Select all lines with the string "Receiver" in them, and copy those lines.

(Entries provided)
────

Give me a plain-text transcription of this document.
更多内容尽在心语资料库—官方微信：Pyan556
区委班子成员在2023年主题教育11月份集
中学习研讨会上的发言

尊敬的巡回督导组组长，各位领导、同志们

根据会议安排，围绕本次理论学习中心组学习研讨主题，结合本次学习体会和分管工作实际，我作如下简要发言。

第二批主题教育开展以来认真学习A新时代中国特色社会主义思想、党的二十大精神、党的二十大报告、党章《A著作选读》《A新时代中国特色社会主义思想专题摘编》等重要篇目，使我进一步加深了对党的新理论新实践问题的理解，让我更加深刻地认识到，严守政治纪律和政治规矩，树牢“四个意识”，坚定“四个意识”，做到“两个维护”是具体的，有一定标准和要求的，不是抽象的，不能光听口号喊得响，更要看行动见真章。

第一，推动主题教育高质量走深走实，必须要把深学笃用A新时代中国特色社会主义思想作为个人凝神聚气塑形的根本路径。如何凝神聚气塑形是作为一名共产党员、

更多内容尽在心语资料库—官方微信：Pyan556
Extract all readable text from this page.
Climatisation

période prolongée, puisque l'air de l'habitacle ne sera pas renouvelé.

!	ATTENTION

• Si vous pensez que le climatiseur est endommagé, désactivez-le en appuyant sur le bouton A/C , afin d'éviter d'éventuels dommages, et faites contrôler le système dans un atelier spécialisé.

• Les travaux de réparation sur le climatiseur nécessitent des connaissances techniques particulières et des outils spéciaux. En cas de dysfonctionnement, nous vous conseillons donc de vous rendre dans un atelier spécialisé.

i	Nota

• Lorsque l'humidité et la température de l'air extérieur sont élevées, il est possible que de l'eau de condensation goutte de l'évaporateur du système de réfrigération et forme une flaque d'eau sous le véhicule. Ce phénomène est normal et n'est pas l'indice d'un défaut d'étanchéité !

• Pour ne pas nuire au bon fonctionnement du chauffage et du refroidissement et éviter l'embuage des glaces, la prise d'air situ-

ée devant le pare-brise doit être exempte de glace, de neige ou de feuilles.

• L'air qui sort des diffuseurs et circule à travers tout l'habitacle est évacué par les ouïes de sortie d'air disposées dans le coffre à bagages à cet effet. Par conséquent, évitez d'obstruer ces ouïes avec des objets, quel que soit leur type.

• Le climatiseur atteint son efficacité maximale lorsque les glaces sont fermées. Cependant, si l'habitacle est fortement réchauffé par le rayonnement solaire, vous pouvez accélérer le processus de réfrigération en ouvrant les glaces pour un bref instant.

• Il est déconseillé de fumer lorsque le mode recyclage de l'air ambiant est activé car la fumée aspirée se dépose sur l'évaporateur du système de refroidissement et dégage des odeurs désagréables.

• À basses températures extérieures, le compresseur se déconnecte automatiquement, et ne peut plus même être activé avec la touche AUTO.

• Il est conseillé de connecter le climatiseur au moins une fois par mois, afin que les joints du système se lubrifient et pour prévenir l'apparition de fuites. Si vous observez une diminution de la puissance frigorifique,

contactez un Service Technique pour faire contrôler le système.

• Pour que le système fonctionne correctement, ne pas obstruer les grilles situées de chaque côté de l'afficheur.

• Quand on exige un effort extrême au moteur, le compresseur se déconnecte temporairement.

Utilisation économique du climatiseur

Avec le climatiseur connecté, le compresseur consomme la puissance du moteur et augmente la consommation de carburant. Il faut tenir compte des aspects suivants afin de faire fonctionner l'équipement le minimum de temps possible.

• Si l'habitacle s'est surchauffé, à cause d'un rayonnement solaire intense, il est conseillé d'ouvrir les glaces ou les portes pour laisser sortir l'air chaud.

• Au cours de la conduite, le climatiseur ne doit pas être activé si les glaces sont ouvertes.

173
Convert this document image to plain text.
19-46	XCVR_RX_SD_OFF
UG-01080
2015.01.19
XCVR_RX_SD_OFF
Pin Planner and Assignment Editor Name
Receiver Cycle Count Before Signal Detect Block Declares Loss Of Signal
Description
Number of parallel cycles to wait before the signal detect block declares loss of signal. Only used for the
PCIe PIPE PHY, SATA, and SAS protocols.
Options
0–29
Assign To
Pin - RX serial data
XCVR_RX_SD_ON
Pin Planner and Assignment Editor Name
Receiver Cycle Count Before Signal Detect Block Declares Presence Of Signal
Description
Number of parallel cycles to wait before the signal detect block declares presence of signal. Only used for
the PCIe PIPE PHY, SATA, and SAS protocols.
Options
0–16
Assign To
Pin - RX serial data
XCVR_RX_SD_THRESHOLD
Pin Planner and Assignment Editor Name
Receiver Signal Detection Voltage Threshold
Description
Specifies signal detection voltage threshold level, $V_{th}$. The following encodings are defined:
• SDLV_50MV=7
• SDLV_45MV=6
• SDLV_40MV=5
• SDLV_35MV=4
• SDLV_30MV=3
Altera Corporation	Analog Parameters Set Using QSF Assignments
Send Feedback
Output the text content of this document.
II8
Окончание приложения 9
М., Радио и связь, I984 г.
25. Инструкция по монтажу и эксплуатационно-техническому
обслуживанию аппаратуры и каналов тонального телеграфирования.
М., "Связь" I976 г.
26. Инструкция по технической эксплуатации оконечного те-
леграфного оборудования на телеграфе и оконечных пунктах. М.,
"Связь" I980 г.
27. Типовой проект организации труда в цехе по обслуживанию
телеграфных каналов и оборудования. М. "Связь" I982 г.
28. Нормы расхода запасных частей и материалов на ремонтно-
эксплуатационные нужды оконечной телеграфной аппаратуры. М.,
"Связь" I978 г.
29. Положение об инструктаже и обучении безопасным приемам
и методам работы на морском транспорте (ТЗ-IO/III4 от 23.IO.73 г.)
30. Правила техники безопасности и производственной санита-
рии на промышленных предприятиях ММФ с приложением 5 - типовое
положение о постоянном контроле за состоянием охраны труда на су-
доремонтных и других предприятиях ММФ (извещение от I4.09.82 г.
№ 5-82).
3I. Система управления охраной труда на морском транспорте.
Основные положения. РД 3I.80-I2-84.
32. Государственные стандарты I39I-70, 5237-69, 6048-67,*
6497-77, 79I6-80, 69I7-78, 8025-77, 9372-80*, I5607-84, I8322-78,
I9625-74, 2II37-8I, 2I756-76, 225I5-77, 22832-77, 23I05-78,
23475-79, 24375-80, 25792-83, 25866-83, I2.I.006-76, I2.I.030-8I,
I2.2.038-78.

────

(Result of this task)
Receiver Cycle Count Before Signal Detect Block Declares Loss Of Signal
Receiver Cycle Count Before Signal Detect Block Declares Presence Of Signal
Receiver Signal Detection Voltage Threshold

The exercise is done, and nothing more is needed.